> **REQUIRED TASK**
In the material below, copy word for word the lines starting with the one that contains "Identify all the" and ending with the one that contains "contact-label: Contact # [175, 463, 237, 476]", including both of those lines.

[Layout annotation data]
================================

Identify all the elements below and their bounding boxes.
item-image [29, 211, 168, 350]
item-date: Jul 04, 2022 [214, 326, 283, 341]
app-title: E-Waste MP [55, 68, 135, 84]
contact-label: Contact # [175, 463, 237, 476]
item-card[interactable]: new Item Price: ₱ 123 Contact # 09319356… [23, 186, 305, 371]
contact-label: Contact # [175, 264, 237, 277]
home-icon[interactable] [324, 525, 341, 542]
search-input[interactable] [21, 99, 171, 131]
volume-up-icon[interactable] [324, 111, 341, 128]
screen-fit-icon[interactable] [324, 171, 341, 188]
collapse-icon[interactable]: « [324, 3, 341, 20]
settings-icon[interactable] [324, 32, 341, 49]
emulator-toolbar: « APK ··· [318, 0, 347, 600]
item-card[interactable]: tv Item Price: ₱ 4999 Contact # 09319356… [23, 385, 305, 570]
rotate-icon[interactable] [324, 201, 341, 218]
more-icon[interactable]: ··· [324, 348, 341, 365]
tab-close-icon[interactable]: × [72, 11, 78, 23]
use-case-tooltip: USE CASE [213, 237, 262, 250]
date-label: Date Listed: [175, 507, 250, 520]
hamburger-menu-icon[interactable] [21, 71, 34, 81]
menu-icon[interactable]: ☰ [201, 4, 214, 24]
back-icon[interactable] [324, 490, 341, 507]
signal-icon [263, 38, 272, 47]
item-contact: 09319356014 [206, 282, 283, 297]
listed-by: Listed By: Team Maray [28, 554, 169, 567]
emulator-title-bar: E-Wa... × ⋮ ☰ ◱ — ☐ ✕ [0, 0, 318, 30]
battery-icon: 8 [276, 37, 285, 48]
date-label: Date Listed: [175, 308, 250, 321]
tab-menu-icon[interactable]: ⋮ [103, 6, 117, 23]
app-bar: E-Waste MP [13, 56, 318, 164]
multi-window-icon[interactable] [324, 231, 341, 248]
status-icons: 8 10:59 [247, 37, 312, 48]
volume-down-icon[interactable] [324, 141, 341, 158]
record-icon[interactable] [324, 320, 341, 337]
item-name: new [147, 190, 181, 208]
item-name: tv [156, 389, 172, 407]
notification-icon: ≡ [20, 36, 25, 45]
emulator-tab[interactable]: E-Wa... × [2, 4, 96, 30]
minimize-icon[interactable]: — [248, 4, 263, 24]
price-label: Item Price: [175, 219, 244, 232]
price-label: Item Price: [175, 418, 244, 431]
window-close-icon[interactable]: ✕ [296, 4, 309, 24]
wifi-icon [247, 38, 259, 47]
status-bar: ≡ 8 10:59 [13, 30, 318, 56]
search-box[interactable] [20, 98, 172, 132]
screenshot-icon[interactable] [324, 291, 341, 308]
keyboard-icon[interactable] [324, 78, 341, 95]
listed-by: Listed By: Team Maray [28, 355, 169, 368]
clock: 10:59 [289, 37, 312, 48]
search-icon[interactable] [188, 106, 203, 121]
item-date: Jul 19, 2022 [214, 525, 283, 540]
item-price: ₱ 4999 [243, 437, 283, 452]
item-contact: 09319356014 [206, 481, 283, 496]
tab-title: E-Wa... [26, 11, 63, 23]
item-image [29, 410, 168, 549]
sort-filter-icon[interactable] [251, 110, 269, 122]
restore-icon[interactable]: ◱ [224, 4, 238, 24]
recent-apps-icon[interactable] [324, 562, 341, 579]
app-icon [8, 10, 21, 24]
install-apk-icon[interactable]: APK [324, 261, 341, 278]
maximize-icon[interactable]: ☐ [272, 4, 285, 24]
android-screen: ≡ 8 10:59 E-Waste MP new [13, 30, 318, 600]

================================

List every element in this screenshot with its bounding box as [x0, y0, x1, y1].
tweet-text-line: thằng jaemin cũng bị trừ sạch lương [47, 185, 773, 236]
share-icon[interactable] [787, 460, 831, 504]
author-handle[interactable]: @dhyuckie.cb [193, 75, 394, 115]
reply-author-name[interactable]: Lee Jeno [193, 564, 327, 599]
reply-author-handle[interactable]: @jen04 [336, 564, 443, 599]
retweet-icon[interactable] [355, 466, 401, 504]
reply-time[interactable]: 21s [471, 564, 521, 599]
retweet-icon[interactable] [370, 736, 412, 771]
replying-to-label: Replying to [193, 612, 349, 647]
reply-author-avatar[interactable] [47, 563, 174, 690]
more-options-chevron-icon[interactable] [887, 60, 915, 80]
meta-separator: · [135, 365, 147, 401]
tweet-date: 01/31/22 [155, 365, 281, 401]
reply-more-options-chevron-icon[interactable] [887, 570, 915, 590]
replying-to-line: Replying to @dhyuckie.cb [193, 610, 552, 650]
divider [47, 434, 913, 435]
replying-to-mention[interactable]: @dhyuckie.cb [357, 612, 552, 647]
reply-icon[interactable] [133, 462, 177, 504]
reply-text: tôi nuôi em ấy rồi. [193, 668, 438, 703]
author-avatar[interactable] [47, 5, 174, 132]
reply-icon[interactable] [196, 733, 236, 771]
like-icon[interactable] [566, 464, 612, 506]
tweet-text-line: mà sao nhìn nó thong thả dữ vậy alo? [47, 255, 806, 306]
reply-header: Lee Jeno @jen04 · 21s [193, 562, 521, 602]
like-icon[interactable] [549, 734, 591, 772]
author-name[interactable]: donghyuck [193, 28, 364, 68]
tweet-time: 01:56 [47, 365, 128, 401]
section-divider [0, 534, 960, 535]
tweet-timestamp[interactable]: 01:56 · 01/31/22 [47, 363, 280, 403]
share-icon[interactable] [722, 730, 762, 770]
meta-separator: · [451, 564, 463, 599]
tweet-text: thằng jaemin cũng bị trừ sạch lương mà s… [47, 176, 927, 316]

================================

> **THE REPLY**
Identify all the elements below and their bounding boxes.
item-image [29, 211, 168, 350]
item-date: Jul 04, 2022 [214, 326, 283, 341]
app-title: E-Waste MP [55, 68, 135, 84]
contact-label: Contact # [175, 463, 237, 476]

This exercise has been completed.